---- SUPPLIED DATA

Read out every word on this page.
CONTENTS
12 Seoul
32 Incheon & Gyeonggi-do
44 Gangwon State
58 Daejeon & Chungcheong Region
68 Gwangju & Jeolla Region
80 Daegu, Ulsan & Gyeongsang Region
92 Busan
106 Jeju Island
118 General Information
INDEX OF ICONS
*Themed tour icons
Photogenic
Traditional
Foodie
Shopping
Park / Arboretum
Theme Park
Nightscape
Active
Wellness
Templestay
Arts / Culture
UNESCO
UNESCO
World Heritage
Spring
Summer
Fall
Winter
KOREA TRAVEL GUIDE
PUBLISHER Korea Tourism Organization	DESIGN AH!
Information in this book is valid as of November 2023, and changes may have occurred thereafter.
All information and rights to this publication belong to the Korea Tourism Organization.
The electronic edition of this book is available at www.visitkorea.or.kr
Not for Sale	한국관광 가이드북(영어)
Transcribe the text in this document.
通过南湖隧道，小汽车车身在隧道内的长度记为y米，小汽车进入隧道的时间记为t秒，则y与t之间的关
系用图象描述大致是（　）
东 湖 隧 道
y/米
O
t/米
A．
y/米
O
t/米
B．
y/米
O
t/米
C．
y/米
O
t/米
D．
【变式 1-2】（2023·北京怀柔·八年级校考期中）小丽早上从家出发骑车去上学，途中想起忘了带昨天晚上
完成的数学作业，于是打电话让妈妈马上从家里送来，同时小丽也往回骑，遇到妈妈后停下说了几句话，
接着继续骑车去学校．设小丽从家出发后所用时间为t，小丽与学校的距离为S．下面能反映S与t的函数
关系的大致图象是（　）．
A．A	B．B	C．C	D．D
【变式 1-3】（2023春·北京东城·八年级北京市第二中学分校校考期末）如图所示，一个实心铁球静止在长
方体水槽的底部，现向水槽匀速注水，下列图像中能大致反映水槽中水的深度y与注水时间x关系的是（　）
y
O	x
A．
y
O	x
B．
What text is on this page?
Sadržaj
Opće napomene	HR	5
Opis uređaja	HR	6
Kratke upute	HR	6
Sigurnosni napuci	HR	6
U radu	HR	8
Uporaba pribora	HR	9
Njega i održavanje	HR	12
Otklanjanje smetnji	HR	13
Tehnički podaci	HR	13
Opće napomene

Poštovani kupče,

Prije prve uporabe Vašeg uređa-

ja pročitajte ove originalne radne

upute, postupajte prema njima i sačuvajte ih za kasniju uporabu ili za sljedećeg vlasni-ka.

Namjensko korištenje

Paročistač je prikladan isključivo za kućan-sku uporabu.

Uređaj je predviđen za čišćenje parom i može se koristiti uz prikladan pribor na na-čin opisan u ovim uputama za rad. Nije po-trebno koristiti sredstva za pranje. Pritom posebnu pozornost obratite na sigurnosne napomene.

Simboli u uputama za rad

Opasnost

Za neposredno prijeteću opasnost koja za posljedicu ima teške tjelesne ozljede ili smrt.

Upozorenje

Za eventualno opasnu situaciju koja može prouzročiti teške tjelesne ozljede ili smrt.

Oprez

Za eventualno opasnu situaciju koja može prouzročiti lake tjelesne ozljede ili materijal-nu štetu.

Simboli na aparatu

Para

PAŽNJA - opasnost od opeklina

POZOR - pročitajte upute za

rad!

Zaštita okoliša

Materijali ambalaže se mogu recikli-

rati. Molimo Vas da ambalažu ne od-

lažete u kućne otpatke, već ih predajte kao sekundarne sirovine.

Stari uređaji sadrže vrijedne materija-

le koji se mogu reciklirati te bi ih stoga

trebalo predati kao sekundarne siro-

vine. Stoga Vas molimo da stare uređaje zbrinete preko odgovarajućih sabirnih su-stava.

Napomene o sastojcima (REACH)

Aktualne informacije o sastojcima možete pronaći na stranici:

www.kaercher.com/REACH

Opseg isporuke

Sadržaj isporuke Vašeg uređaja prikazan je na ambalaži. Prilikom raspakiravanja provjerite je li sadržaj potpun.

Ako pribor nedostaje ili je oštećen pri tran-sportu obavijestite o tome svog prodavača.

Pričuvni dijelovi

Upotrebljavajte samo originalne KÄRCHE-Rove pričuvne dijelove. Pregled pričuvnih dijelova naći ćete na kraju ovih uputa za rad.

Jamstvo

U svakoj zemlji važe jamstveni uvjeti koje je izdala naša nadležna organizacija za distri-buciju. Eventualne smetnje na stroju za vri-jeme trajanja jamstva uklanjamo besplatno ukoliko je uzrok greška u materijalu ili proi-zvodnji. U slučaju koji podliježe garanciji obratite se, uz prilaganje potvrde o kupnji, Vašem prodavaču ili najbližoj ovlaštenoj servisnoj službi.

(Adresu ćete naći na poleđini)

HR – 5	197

--------

=== PROBLEM DESCRIPTION ===
Reproduce the complete set of lines precisely as supplied.

=== RESULT FOR THIS TASK ===
Read out every word on this page.
CONTENTS
12 Seoul
32 Incheon & Gyeonggi-do
44 Gangwon State
58 Daejeon & Chungcheong Region
68 Gwangju & Jeolla Region
80 Daegu, Ulsan & Gyeongsang Region
92 Busan
106 Jeju Island
118 General Information
INDEX OF ICONS
*Themed tour icons
Photogenic
Traditional
Foodie
Shopping
Park / Arboretum
Theme Park
Nightscape
Active
Wellness
Templestay
Arts / Culture
UNESCO
UNESCO
World Heritage
Spring
Summer
Fall
Winter
KOREA TRAVEL GUIDE
PUBLISHER Korea Tourism Organization	DESIGN AH!
Information in this book is valid as of November 2023, and changes may have occurred thereafter.
All information and rights to this publication belong to the Korea Tourism Organization.
The electronic edition of this book is available at www.visitkorea.or.kr
Not for Sale	한국관광 가이드북(영어)
Transcribe the text in this document.
通过南湖隧道，小汽车车身在隧道内的长度记为y米，小汽车进入隧道的时间记为t秒，则y与t之间的关
系用图象描述大致是（　）
东 湖 隧 道
y/米
O
t/米
A．
y/米
O
t/米
B．
y/米
O
t/米
C．
y/米
O
t/米
D．
【变式 1-2】（2023·北京怀柔·八年级校考期中）小丽早上从家出发骑车去上学，途中想起忘了带昨天晚上
完成的数学作业，于是打电话让妈妈马上从家里送来，同时小丽也往回骑，遇到妈妈后停下说了几句话，
接着继续骑车去学校．设小丽从家出发后所用时间为t，小丽与学校的距离为S．下面能反映S与t的函数
关系的大致图象是（　）．
A．A	B．B	C．C	D．D
【变式 1-3】（2023春·北京东城·八年级北京市第二中学分校校考期末）如图所示，一个实心铁球静止在长
方体水槽的底部，现向水槽匀速注水，下列图像中能大致反映水槽中水的深度y与注水时间x关系的是（　）
y
O	x
A．
y
O	x
B．
What text is on this page?
Sadržaj
Opće napomene	HR	5
Opis uređaja	HR	6
Kratke upute	HR	6
Sigurnosni napuci	HR	6
U radu	HR	8
Uporaba pribora	HR	9
Njega i održavanje	HR	12
Otklanjanje smetnji	HR	13
Tehnički podaci	HR	13
Opće napomene

Poštovani kupče,

Prije prve uporabe Vašeg uređa-

ja pročitajte ove originalne radne

upute, postupajte prema njima i sačuvajte ih za kasniju uporabu ili za sljedećeg vlasni-ka.

Namjensko korištenje

Paročistač je prikladan isključivo za kućan-sku uporabu.

Uređaj je predviđen za čišćenje parom i može se koristiti uz prikladan pribor na na-čin opisan u ovim uputama za rad. Nije po-trebno koristiti sredstva za pranje. Pritom posebnu pozornost obratite na sigurnosne napomene.

Simboli u uputama za rad

Opasnost

Za neposredno prijeteću opasnost koja za posljedicu ima teške tjelesne ozljede ili smrt.

Upozorenje

Za eventualno opasnu situaciju koja može prouzročiti teške tjelesne ozljede ili smrt.

Oprez

Za eventualno opasnu situaciju koja može prouzročiti lake tjelesne ozljede ili materijal-nu štetu.

Simboli na aparatu

Para

PAŽNJA - opasnost od opeklina

POZOR - pročitajte upute za

rad!

Zaštita okoliša

Materijali ambalaže se mogu recikli-

rati. Molimo Vas da ambalažu ne od-

lažete u kućne otpatke, već ih predajte kao sekundarne sirovine.

Stari uređaji sadrže vrijedne materija-

le koji se mogu reciklirati te bi ih stoga

trebalo predati kao sekundarne siro-

vine. Stoga Vas molimo da stare uređaje zbrinete preko odgovarajućih sabirnih su-stava.

Napomene o sastojcima (REACH)

Aktualne informacije o sastojcima možete pronaći na stranici:

www.kaercher.com/REACH

Opseg isporuke

Sadržaj isporuke Vašeg uređaja prikazan je na ambalaži. Prilikom raspakiravanja provjerite je li sadržaj potpun.

Ako pribor nedostaje ili je oštećen pri tran-sportu obavijestite o tome svog prodavača.

Pričuvni dijelovi

Upotrebljavajte samo originalne KÄRCHE-Rove pričuvne dijelove. Pregled pričuvnih dijelova naći ćete na kraju ovih uputa za rad.

Jamstvo

U svakoj zemlji važe jamstveni uvjeti koje je izdala naša nadležna organizacija za distri-buciju. Eventualne smetnje na stroju za vri-jeme trajanja jamstva uklanjamo besplatno ukoliko je uzrok greška u materijalu ili proi-zvodnji. U slučaju koji podliježe garanciji obratite se, uz prilaganje potvrde o kupnji, Vašem prodavaču ili najbližoj ovlaštenoj servisnoj službi.

(Adresu ćete naći na poleđini)

HR – 5	197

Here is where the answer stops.